Exercise objective: Your task is to repeat the entries word for word while leaving out the pictures.

*** Records for processing ***

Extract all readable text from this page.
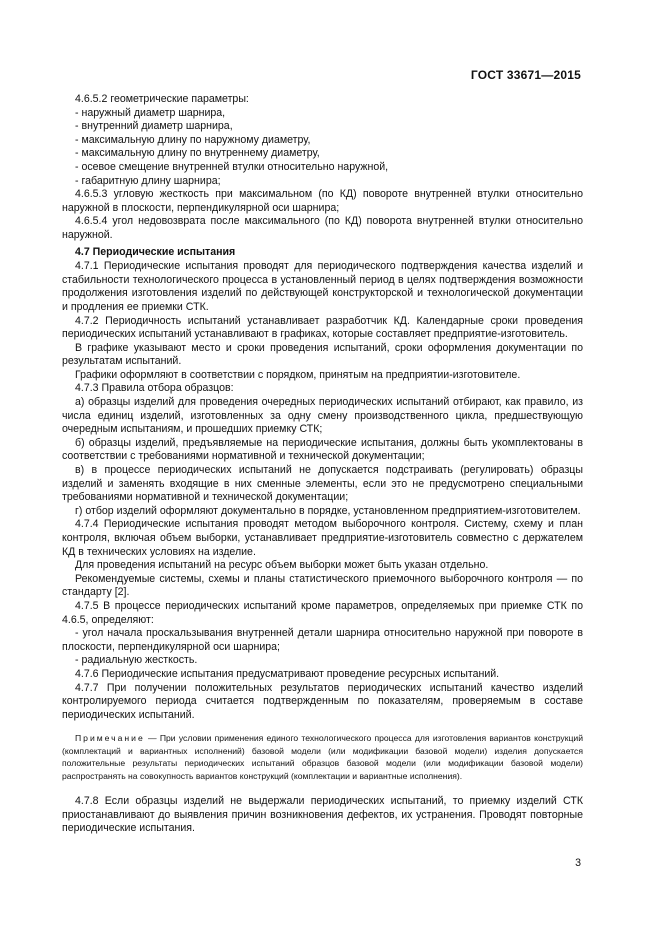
ГОСТ 33671—2015

4.6.5.2 геометрические параметры:

- наружный диаметр шарнира,

- внутренний диаметр шарнира,

- максимальную длину по наружному диаметру,

- максимальную длину по внутреннему диаметру,

- осевое смещение внутренней втулки относительно наружной,

- габаритную длину шарнира;

4.6.5.3 угловую жесткость при максимальном (по КД) повороте внутренней втулки относительно наружной в плоскости, перпендикулярной оси шарнира;

4.6.5.4 угол недовозврата после максимального (по КД) поворота внутренней втулки относительно наружной.

4.7 Периодические испытания

4.7.1 Периодические испытания проводят для периодического подтверждения качества изделий и стабильности технологического процесса в установленный период в целях подтверждения возможности продолжения изготовления изделий по действующей конструкторской и технологической документации и продления ее приемки СТК.

4.7.2 Периодичность испытаний устанавливает разработчик КД. Календарные сроки проведения периодических испытаний устанавливают в графиках, которые составляет предприятие-изготовитель.

В графике указывают место и сроки проведения испытаний, сроки оформления документации по результатам испытаний.

Графики оформляют в соответствии с порядком, принятым на предприятии-изготовителе.

4.7.3 Правила отбора образцов:

а) образцы изделий для проведения очередных периодических испытаний отбирают, как правило, из числа единиц изделий, изготовленных за одну смену производственного цикла, предшествующую очередным испытаниям, и прошедших приемку СТК;

б) образцы изделий, предъявляемые на периодические испытания, должны быть укомплектованы в соответствии с требованиями нормативной и технической документации;

в) в процессе периодических испытаний не допускается подстраивать (регулировать) образцы изделий и заменять входящие в них сменные элементы, если это не предусмотрено специальными требованиями нормативной и технической документации;

г) отбор изделий оформляют документально в порядке, установленном предприятием-изготовителем.

4.7.4 Периодические испытания проводят методом выборочного контроля. Систему, схему и план контроля, включая объем выборки, устанавливает предприятие-изготовитель совместно с держателем КД в технических условиях на изделие.

Для проведения испытаний на ресурс объем выборки может быть указан отдельно.

Рекомендуемые системы, схемы и планы статистического приемочного выборочного контроля — по стандарту [2].

4.7.5 В процессе периодических испытаний кроме параметров, определяемых при приемке СТК по 4.6.5, определяют:

- угол начала проскальзывания внутренней детали шарнира относительно наружной при повороте в плоскости, перпендикулярной оси шарнира;

- радиальную жесткость.

4.7.6 Периодические испытания предусматривают проведение ресурсных испытаний.

4.7.7 При получении положительных результатов периодических испытаний качество изделий контролируемого периода считается подтвержденным по показателям, проверяемым в составе периодических испытаний.

Примечание — При условии применения единого технологического процесса для изготовления вариантов конструкций (комплектаций и вариантных исполнений) базовой модели (или модификации базовой модели) изделия допускается положительные результаты периодических испытаний образцов базовой модели (или модификации базовой модели) распространять на совокупность вариантов конструкций (комплектации и вариантные исполнения).

4.7.8 Если образцы изделий не выдержали периодических испытаний, то приемку изделий СТК приостанавливают до выявления причин возникновения дефектов, их устранения. Проводят повторные периодические испытания.

3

***

Response for this exercise:
Extract all readable text from this page.
ГОСТ 33671—2015

4.6.5.2 геометрические параметры:

- наружный диаметр шарнира,

- внутренний диаметр шарнира,

- максимальную длину по наружному диаметру,

- максимальную длину по внутреннему диаметру,

- осевое смещение внутренней втулки относительно наружной,

- габаритную длину шарнира;

4.6.5.3 угловую жесткость при максимальном (по КД) повороте внутренней втулки относительно наружной в плоскости, перпендикулярной оси шарнира;

4.6.5.4 угол недовозврата после максимального (по КД) поворота внутренней втулки относительно наружной.

4.7 Периодические испытания

4.7.1 Периодические испытания проводят для периодического подтверждения качества изделий и стабильности технологического процесса в установленный период в целях подтверждения возможности продолжения изготовления изделий по действующей конструкторской и технологической документации и продления ее приемки СТК.

4.7.2 Периодичность испытаний устанавливает разработчик КД. Календарные сроки проведения периодических испытаний устанавливают в графиках, которые составляет предприятие-изготовитель.

В графике указывают место и сроки проведения испытаний, сроки оформления документации по результатам испытаний.

Графики оформляют в соответствии с порядком, принятым на предприятии-изготовителе.

4.7.3 Правила отбора образцов:

а) образцы изделий для проведения очередных периодических испытаний отбирают, как правило, из числа единиц изделий, изготовленных за одну смену производственного цикла, предшествующую очередным испытаниям, и прошедших приемку СТК;

б) образцы изделий, предъявляемые на периодические испытания, должны быть укомплектованы в соответствии с требованиями нормативной и технической документации;

в) в процессе периодических испытаний не допускается подстраивать (регулировать) образцы изделий и заменять входящие в них сменные элементы, если это не предусмотрено специальными требованиями нормативной и технической документации;

г) отбор изделий оформляют документально в порядке, установленном предприятием-изготовителем.

4.7.4 Периодические испытания проводят методом выборочного контроля. Систему, схему и план контроля, включая объем выборки, устанавливает предприятие-изготовитель совместно с держателем КД в технических условиях на изделие.

Для проведения испытаний на ресурс объем выборки может быть указан отдельно.

Рекомендуемые системы, схемы и планы статистического приемочного выборочного контроля — по стандарту [2].

4.7.5 В процессе периодических испытаний кроме параметров, определяемых при приемке СТК по 4.6.5, определяют:

- угол начала проскальзывания внутренней детали шарнира относительно наружной при повороте в плоскости, перпендикулярной оси шарнира;

- радиальную жесткость.

4.7.6 Периодические испытания предусматривают проведение ресурсных испытаний.

4.7.7 При получении положительных результатов периодических испытаний качество изделий контролируемого периода считается подтвержденным по показателям, проверяемым в составе периодических испытаний.

Примечание — При условии применения единого технологического процесса для изготовления вариантов конструкций (комплектаций и вариантных исполнений) базовой модели (или модификации базовой модели) изделия допускается положительные результаты периодических испытаний образцов базовой модели (или модификации базовой модели) распространять на совокупность вариантов конструкций (комплектации и вариантные исполнения).

4.7.8 Если образцы изделий не выдержали периодических испытаний, то приемку изделий СТК приостанавливают до выявления причин возникновения дефектов, их устранения. Проводят повторные периодические испытания.

3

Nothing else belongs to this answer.